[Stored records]

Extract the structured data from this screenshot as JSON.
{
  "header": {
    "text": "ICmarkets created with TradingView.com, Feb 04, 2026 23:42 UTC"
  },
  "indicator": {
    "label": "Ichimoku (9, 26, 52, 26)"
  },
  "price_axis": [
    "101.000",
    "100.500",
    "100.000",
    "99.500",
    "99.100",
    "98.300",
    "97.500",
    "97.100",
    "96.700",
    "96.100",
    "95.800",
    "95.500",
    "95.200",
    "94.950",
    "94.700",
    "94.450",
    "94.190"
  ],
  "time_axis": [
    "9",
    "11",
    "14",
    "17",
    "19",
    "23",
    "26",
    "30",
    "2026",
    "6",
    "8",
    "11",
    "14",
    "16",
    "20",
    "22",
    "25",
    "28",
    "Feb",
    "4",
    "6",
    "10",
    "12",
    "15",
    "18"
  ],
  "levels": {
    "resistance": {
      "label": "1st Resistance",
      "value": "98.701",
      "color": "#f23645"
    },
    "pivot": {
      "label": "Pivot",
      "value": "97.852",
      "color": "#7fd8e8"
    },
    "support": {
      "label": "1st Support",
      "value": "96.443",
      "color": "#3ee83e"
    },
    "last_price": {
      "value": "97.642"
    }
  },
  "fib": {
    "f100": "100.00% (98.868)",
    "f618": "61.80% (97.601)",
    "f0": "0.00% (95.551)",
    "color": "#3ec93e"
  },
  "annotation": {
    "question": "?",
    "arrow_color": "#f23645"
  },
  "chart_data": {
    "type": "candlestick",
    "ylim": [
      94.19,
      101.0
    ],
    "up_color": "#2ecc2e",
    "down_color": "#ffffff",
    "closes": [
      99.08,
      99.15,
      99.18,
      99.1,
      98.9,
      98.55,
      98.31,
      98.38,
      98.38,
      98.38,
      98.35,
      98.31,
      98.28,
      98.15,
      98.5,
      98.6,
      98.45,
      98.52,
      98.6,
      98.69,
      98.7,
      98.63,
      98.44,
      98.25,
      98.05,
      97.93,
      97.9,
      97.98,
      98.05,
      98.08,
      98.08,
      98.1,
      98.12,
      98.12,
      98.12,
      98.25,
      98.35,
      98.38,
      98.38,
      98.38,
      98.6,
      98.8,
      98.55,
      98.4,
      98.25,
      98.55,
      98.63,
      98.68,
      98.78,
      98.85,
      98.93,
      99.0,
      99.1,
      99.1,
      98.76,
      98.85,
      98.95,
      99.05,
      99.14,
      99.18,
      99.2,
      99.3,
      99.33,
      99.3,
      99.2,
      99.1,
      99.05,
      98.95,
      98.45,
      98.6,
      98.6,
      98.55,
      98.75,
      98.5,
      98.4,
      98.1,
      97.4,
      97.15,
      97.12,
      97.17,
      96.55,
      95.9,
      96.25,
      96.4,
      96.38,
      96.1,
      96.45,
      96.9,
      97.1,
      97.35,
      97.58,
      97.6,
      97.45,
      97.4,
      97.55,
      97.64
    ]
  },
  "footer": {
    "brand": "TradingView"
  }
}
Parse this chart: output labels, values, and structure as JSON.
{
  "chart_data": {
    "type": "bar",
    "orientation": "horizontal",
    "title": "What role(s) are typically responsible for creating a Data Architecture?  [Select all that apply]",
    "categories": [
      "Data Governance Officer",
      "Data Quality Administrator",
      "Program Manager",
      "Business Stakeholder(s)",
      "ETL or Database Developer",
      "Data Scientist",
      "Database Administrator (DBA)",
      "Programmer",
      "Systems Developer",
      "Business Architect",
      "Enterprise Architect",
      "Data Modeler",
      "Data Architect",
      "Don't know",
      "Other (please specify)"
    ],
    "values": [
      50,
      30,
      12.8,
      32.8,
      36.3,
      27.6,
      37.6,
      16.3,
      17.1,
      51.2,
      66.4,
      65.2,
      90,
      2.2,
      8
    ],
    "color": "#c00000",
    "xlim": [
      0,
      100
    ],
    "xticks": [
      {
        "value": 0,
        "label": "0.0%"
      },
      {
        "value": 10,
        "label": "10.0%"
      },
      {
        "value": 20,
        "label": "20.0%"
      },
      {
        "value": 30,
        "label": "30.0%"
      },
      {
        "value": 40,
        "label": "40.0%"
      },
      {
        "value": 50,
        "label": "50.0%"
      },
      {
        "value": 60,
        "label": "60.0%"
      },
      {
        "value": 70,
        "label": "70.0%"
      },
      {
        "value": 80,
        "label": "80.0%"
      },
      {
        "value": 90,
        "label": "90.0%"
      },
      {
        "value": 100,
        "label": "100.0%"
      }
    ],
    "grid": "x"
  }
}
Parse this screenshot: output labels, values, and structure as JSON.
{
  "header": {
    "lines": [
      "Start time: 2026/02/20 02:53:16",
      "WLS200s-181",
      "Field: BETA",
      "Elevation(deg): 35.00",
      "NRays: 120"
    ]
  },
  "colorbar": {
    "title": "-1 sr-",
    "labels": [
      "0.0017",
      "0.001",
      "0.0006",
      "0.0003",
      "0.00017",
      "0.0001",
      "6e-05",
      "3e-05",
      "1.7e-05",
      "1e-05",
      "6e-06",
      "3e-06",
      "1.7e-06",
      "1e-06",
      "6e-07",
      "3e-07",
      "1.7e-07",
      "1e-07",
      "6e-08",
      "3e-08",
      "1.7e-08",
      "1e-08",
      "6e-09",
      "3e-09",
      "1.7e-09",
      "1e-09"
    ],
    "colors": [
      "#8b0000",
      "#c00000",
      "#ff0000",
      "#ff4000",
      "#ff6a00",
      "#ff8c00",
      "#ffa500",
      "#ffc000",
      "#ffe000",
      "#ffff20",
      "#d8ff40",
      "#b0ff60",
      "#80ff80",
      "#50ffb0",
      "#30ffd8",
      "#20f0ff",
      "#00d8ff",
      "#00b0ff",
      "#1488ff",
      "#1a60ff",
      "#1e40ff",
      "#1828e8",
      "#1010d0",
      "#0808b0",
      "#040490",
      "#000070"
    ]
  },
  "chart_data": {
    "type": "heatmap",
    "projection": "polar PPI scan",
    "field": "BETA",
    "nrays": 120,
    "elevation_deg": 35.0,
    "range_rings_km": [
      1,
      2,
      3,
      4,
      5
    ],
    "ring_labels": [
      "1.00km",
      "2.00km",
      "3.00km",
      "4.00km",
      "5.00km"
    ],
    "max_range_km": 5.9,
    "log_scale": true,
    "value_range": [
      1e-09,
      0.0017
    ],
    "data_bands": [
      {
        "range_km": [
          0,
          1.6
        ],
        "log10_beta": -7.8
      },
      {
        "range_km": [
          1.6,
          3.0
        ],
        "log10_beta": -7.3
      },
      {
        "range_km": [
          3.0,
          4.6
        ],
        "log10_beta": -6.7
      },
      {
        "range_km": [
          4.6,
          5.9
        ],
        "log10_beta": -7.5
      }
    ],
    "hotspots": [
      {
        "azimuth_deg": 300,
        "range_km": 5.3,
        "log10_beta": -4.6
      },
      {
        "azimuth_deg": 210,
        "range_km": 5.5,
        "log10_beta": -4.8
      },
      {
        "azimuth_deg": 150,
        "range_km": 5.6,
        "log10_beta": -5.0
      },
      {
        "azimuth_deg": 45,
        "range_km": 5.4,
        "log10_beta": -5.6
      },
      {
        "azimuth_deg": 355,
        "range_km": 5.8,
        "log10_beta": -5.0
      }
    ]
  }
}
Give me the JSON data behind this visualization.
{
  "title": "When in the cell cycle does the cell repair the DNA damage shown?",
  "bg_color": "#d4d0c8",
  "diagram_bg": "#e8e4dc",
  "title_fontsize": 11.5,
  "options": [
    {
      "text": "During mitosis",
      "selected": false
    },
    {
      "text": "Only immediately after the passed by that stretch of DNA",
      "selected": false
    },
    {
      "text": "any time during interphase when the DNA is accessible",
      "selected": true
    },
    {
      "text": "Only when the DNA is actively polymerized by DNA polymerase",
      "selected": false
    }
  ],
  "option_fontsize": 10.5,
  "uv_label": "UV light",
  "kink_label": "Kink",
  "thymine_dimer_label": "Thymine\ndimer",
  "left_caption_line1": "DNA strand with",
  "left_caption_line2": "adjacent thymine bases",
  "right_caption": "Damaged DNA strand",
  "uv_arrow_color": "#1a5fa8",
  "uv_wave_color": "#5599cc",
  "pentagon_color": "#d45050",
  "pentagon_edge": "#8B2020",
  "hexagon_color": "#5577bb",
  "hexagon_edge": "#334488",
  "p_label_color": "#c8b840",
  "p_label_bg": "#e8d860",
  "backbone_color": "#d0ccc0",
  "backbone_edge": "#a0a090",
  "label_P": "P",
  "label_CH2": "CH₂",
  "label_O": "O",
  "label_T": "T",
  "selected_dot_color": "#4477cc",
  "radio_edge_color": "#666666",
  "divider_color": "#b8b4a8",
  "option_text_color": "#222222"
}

→ **GIVEN INSTRUCTION**
Count how many lines of the data include the word "Business". Your reply should be that number alone.

→ **SOLUTION TO THE EXERCISE**
2